• [Exercise details] Extract each line bearing the word "title".

Entries with figure data
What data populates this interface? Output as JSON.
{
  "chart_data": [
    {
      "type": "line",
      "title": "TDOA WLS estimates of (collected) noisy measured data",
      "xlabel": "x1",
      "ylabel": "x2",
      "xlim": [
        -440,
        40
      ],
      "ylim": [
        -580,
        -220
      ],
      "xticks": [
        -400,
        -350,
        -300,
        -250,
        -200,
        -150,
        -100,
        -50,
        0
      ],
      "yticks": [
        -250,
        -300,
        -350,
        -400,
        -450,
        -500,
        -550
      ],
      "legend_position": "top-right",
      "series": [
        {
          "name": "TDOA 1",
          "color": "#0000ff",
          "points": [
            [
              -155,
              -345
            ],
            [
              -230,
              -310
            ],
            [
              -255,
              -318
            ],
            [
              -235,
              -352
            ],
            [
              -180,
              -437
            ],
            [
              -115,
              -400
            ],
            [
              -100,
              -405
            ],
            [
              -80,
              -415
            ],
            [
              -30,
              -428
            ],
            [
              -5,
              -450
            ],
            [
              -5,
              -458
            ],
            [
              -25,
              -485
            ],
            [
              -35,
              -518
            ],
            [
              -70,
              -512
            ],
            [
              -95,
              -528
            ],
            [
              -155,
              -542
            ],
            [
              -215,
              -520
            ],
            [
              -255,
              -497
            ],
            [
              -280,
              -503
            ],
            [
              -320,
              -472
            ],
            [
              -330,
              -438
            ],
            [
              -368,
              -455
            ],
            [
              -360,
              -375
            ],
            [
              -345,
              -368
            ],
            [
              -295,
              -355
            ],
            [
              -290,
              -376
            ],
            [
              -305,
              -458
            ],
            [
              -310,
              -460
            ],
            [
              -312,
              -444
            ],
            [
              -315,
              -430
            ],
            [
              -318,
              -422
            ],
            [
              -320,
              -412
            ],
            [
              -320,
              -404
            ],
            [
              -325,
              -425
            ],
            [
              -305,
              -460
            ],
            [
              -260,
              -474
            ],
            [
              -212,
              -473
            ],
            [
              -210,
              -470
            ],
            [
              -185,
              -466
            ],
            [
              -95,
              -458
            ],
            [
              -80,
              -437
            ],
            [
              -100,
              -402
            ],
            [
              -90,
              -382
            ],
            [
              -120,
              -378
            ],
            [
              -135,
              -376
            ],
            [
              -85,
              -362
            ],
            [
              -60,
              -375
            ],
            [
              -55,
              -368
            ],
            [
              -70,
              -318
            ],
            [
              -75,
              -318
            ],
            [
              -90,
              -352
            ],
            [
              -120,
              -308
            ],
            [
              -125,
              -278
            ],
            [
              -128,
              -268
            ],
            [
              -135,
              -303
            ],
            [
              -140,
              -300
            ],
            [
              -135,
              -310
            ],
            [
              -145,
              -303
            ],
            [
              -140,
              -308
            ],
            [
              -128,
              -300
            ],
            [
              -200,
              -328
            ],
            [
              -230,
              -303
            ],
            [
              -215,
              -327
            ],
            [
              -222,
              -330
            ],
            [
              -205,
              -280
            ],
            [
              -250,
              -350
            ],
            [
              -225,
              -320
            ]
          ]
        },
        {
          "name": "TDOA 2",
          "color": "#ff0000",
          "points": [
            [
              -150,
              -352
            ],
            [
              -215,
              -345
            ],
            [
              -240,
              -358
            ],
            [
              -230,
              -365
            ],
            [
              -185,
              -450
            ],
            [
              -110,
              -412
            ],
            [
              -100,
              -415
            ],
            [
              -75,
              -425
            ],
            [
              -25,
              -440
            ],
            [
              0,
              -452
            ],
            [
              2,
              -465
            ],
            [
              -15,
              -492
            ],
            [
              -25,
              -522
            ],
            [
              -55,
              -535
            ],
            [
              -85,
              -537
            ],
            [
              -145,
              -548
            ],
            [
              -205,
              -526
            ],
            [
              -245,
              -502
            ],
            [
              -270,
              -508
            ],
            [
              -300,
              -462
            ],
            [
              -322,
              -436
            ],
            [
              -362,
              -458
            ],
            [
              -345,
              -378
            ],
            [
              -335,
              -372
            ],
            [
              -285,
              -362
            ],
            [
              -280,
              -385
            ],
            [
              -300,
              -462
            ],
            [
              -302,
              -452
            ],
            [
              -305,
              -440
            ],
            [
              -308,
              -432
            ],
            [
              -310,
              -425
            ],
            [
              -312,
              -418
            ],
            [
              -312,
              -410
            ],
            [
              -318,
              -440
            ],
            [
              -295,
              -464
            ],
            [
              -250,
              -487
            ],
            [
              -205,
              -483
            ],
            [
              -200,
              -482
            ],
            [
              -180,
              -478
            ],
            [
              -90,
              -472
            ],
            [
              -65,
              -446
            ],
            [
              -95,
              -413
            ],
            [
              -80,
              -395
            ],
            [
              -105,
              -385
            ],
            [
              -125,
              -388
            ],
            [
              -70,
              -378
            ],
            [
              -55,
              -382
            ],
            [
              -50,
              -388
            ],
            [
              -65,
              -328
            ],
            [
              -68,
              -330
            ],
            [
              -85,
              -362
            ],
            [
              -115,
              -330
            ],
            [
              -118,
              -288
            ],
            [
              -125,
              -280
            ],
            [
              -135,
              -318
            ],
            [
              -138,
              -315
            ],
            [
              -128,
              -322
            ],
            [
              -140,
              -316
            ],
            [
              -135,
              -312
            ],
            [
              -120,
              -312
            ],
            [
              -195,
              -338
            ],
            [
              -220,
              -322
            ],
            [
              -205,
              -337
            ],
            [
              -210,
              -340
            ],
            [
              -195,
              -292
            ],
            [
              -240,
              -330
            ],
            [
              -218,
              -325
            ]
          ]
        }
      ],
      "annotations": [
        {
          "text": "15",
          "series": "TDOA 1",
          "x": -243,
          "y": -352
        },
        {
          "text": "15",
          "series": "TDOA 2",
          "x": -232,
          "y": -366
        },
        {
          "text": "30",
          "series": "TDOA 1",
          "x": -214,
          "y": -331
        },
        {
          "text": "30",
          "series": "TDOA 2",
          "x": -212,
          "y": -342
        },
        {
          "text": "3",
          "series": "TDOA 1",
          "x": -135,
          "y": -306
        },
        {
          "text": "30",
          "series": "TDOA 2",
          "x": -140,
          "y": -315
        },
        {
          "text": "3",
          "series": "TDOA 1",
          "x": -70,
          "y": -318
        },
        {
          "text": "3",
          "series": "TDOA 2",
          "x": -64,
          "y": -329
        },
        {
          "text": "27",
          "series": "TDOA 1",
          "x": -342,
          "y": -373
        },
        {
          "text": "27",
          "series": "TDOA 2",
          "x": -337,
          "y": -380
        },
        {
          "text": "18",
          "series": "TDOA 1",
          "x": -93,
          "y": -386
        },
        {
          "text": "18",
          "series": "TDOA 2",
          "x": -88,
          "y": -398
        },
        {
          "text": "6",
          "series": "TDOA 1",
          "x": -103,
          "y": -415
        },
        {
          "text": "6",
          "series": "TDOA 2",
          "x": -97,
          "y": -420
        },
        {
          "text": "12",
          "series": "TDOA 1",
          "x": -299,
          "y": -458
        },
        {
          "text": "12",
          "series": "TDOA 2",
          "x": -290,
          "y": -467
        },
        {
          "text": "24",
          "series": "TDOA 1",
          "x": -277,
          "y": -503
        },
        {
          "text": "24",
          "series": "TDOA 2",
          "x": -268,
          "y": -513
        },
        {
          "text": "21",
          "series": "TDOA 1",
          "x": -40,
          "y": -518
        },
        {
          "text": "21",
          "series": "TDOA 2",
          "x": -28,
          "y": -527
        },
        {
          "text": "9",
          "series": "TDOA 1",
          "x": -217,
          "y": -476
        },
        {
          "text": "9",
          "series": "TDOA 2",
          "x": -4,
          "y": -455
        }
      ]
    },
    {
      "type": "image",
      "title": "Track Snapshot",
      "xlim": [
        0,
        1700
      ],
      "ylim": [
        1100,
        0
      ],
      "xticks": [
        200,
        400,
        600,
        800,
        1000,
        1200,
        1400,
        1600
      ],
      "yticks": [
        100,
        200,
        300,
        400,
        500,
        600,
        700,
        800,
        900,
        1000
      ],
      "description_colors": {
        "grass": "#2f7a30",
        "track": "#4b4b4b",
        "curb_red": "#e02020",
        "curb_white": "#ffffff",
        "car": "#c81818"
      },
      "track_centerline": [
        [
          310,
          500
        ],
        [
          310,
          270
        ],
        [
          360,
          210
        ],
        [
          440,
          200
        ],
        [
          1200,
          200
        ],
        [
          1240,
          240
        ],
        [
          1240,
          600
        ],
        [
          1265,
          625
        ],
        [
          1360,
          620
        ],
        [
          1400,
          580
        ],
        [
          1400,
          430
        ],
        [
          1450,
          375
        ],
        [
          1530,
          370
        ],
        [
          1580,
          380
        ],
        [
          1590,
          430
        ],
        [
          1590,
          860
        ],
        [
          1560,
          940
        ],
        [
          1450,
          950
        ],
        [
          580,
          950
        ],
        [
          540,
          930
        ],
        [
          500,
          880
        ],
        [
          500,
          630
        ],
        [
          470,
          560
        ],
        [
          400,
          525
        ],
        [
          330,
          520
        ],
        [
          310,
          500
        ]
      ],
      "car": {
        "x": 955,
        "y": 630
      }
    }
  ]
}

• [Full output]
      "title": "TDOA WLS estimates of (collected) noisy measured data",
      "title": "Track Snapshot",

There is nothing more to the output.